** start Data for this task **
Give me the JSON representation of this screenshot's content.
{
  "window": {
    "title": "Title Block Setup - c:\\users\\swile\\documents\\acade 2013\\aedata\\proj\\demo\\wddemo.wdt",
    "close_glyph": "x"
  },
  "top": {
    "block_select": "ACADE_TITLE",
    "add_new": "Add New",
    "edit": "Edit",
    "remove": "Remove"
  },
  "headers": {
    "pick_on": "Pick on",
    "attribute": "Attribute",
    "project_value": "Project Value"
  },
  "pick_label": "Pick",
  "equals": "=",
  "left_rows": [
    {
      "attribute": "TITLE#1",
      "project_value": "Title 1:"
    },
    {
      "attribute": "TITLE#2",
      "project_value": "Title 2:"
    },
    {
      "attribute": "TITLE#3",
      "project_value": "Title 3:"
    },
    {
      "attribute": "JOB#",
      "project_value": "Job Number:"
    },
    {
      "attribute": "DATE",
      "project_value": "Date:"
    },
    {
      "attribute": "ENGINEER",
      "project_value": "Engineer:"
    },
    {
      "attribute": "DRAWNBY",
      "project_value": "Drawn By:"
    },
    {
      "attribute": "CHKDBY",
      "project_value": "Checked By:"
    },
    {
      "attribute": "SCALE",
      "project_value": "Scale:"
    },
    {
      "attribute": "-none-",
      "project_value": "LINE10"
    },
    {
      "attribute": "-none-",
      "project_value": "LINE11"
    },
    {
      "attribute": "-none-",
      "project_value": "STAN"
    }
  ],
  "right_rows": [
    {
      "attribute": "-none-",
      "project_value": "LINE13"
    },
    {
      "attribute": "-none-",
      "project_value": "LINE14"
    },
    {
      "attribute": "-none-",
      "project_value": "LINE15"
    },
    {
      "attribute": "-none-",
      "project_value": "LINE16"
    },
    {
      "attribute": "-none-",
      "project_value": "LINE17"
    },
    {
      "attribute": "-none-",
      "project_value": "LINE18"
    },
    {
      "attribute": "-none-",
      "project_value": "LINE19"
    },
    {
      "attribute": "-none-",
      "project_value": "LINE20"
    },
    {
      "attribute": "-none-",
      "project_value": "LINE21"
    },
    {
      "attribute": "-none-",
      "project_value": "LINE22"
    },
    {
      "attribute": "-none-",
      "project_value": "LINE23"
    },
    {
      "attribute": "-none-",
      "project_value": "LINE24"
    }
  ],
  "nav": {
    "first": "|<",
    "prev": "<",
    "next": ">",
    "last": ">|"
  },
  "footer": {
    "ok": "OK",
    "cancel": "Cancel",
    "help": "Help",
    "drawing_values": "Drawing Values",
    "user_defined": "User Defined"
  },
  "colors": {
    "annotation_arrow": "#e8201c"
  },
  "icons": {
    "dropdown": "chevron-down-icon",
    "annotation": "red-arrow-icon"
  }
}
** end Data for this task **
Write the entries again, exactly as they stand.

Give me the JSON representation of this screenshot's content.
{
  "window": {
    "title": "Title Block Setup - c:\\users\\swile\\documents\\acade 2013\\aedata\\proj\\demo\\wddemo.wdt",
    "close_glyph": "x"
  },
  "top": {
    "block_select": "ACADE_TITLE",
    "add_new": "Add New",
    "edit": "Edit",
    "remove": "Remove"
  },
  "headers": {
    "pick_on": "Pick on",
    "attribute": "Attribute",
    "project_value": "Project Value"
  },
  "pick_label": "Pick",
  "equals": "=",
  "left_rows": [
    {
      "attribute": "TITLE#1",
      "project_value": "Title 1:"
    },
    {
      "attribute": "TITLE#2",
      "project_value": "Title 2:"
    },
    {
      "attribute": "TITLE#3",
      "project_value": "Title 3:"
    },
    {
      "attribute": "JOB#",
      "project_value": "Job Number:"
    },
    {
      "attribute": "DATE",
      "project_value": "Date:"
    },
    {
      "attribute": "ENGINEER",
      "project_value": "Engineer:"
    },
    {
      "attribute": "DRAWNBY",
      "project_value": "Drawn By:"
    },
    {
      "attribute": "CHKDBY",
      "project_value": "Checked By:"
    },
    {
      "attribute": "SCALE",
      "project_value": "Scale:"
    },
    {
      "attribute": "-none-",
      "project_value": "LINE10"
    },
    {
      "attribute": "-none-",
      "project_value": "LINE11"
    },
    {
      "attribute": "-none-",
      "project_value": "STAN"
    }
  ],
  "right_rows": [
    {
      "attribute": "-none-",
      "project_value": "LINE13"
    },
    {
      "attribute": "-none-",
      "project_value": "LINE14"
    },
    {
      "attribute": "-none-",
      "project_value": "LINE15"
    },
    {
      "attribute": "-none-",
      "project_value": "LINE16"
    },
    {
      "attribute": "-none-",
      "project_value": "LINE17"
    },
    {
      "attribute": "-none-",
      "project_value": "LINE18"
    },
    {
      "attribute": "-none-",
      "project_value": "LINE19"
    },
    {
      "attribute": "-none-",
      "project_value": "LINE20"
    },
    {
      "attribute": "-none-",
      "project_value": "LINE21"
    },
    {
      "attribute": "-none-",
      "project_value": "LINE22"
    },
    {
      "attribute": "-none-",
      "project_value": "LINE23"
    },
    {
      "attribute": "-none-",
      "project_value": "LINE24"
    }
  ],
  "nav": {
    "first": "|<",
    "prev": "<",
    "next": ">",
    "last": ">|"
  },
  "footer": {
    "ok": "OK",
    "cancel": "Cancel",
    "help": "Help",
    "drawing_values": "Drawing Values",
    "user_defined": "User Defined"
  },
  "colors": {
    "annotation_arrow": "#e8201c"
  },
  "icons": {
    "dropdown": "chevron-down-icon",
    "annotation": "red-arrow-icon"
  }
}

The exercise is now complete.